* **TASK DESCRIPTION**
Return the listing below verbatim. Pictures do not belong in the copy.

* **EXERCISE MATERIAL**
# # #

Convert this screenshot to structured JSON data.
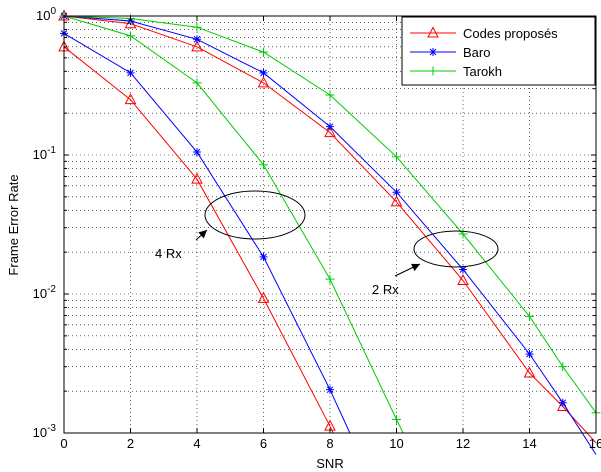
{
  "chart_data": {
    "type": "line",
    "xlabel": "SNR",
    "ylabel": "Frame Error Rate",
    "xlim": [
      0,
      16
    ],
    "ylim": [
      0.001,
      1
    ],
    "yscale": "log",
    "grid": true,
    "legend_position": "top-right",
    "x_ticks": [
      0,
      2,
      4,
      6,
      8,
      10,
      12,
      14,
      16
    ],
    "x_tick_labels": [
      "0",
      "2",
      "4",
      "6",
      "8",
      "10",
      "12",
      "14",
      "16"
    ],
    "y_ticks": [
      0.001,
      0.01,
      0.1,
      1
    ],
    "y_tick_labels": [
      {
        "base": "10",
        "exp": "-3"
      },
      {
        "base": "10",
        "exp": "-2"
      },
      {
        "base": "10",
        "exp": "-1"
      },
      {
        "base": "10",
        "exp": "0"
      }
    ],
    "series": [
      {
        "name": "Codes proposés",
        "color": "#ff0000",
        "marker": "triangle",
        "x": [
          0,
          2,
          4,
          6,
          8,
          8.1
        ],
        "y": [
          0.6,
          0.25,
          0.067,
          0.0093,
          0.00112,
          0.001
        ],
        "marker_count": 5
      },
      {
        "name": "Baro",
        "color": "#0000ff",
        "marker": "star",
        "x": [
          0,
          2,
          4,
          6,
          8,
          8.6
        ],
        "y": [
          0.75,
          0.39,
          0.105,
          0.0185,
          0.00205,
          0.001
        ],
        "marker_count": 5
      },
      {
        "name": "Tarokh",
        "color": "#00cc00",
        "marker": "plus",
        "x": [
          0,
          2,
          4,
          6,
          8,
          10,
          10.2
        ],
        "y": [
          1.0,
          0.72,
          0.33,
          0.085,
          0.0128,
          0.00125,
          0.001
        ],
        "marker_count": 6
      },
      {
        "name": "Codes proposés",
        "color": "#ff0000",
        "marker": "triangle",
        "x": [
          0,
          2,
          4,
          6,
          8,
          10,
          12,
          14,
          15,
          16
        ],
        "y": [
          1.0,
          0.88,
          0.6,
          0.33,
          0.145,
          0.046,
          0.0125,
          0.0027,
          0.00155,
          0.00085
        ],
        "marker_count": 9
      },
      {
        "name": "Baro",
        "color": "#0000ff",
        "marker": "star",
        "x": [
          0,
          2,
          4,
          6,
          8,
          10,
          12,
          14,
          15,
          16
        ],
        "y": [
          1.0,
          0.92,
          0.68,
          0.39,
          0.16,
          0.054,
          0.015,
          0.0037,
          0.00165,
          0.0007
        ],
        "marker_count": 9
      },
      {
        "name": "Tarokh",
        "color": "#00cc00",
        "marker": "plus",
        "x": [
          0,
          2,
          4,
          6,
          8,
          10,
          12,
          14,
          15,
          16
        ],
        "y": [
          1.0,
          0.96,
          0.83,
          0.55,
          0.27,
          0.097,
          0.027,
          0.0069,
          0.003,
          0.0014
        ],
        "marker_count": 10
      }
    ],
    "legend": [
      {
        "name": "Codes proposés",
        "color": "#ff0000",
        "marker": "triangle"
      },
      {
        "name": "Baro",
        "color": "#0000ff",
        "marker": "star"
      },
      {
        "name": "Tarokh",
        "color": "#00cc00",
        "marker": "plus"
      }
    ],
    "annotations": [
      {
        "text": "4 Rx",
        "target": {
          "x": 5,
          "y": 0.037
        }
      },
      {
        "text": "2 Rx",
        "target": {
          "x": 11.5,
          "y": 0.019
        }
      }
    ]
  }
}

# # #

* **RESPONSE FOR THIS EXERCISE**
Convert this screenshot to structured JSON data.
{
  "chart_data": {
    "type": "line",
    "xlabel": "SNR",
    "ylabel": "Frame Error Rate",
    "xlim": [
      0,
      16
    ],
    "ylim": [
      0.001,
      1
    ],
    "yscale": "log",
    "grid": true,
    "legend_position": "top-right",
    "x_ticks": [
      0,
      2,
      4,
      6,
      8,
      10,
      12,
      14,
      16
    ],
    "x_tick_labels": [
      "0",
      "2",
      "4",
      "6",
      "8",
      "10",
      "12",
      "14",
      "16"
    ],
    "y_ticks": [
      0.001,
      0.01,
      0.1,
      1
    ],
    "y_tick_labels": [
      {
        "base": "10",
        "exp": "-3"
      },
      {
        "base": "10",
        "exp": "-2"
      },
      {
        "base": "10",
        "exp": "-1"
      },
      {
        "base": "10",
        "exp": "0"
      }
    ],
    "series": [
      {
        "name": "Codes proposés",
        "color": "#ff0000",
        "marker": "triangle",
        "x": [
          0,
          2,
          4,
          6,
          8,
          8.1
        ],
        "y": [
          0.6,
          0.25,
          0.067,
          0.0093,
          0.00112,
          0.001
        ],
        "marker_count": 5
      },
      {
        "name": "Baro",
        "color": "#0000ff",
        "marker": "star",
        "x": [
          0,
          2,
          4,
          6,
          8,
          8.6
        ],
        "y": [
          0.75,
          0.39,
          0.105,
          0.0185,
          0.00205,
          0.001
        ],
        "marker_count": 5
      },
      {
        "name": "Tarokh",
        "color": "#00cc00",
        "marker": "plus",
        "x": [
          0,
          2,
          4,
          6,
          8,
          10,
          10.2
        ],
        "y": [
          1.0,
          0.72,
          0.33,
          0.085,
          0.0128,
          0.00125,
          0.001
        ],
        "marker_count": 6
      },
      {
        "name": "Codes proposés",
        "color": "#ff0000",
        "marker": "triangle",
        "x": [
          0,
          2,
          4,
          6,
          8,
          10,
          12,
          14,
          15,
          16
        ],
        "y": [
          1.0,
          0.88,
          0.6,
          0.33,
          0.145,
          0.046,
          0.0125,
          0.0027,
          0.00155,
          0.00085
        ],
        "marker_count": 9
      },
      {
        "name": "Baro",
        "color": "#0000ff",
        "marker": "star",
        "x": [
          0,
          2,
          4,
          6,
          8,
          10,
          12,
          14,
          15,
          16
        ],
        "y": [
          1.0,
          0.92,
          0.68,
          0.39,
          0.16,
          0.054,
          0.015,
          0.0037,
          0.00165,
          0.0007
        ],
        "marker_count": 9
      },
      {
        "name": "Tarokh",
        "color": "#00cc00",
        "marker": "plus",
        "x": [
          0,
          2,
          4,
          6,
          8,
          10,
          12,
          14,
          15,
          16
        ],
        "y": [
          1.0,
          0.96,
          0.83,
          0.55,
          0.27,
          0.097,
          0.027,
          0.0069,
          0.003,
          0.0014
        ],
        "marker_count": 10
      }
    ],
    "legend": [
      {
        "name": "Codes proposés",
        "color": "#ff0000",
        "marker": "triangle"
      },
      {
        "name": "Baro",
        "color": "#0000ff",
        "marker": "star"
      },
      {
        "name": "Tarokh",
        "color": "#00cc00",
        "marker": "plus"
      }
    ],
    "annotations": [
      {
        "text": "4 Rx",
        "target": {
          "x": 5,
          "y": 0.037
        }
      },
      {
        "text": "2 Rx",
        "target": {
          "x": 11.5,
          "y": 0.019
        }
      }
    ]
  }
}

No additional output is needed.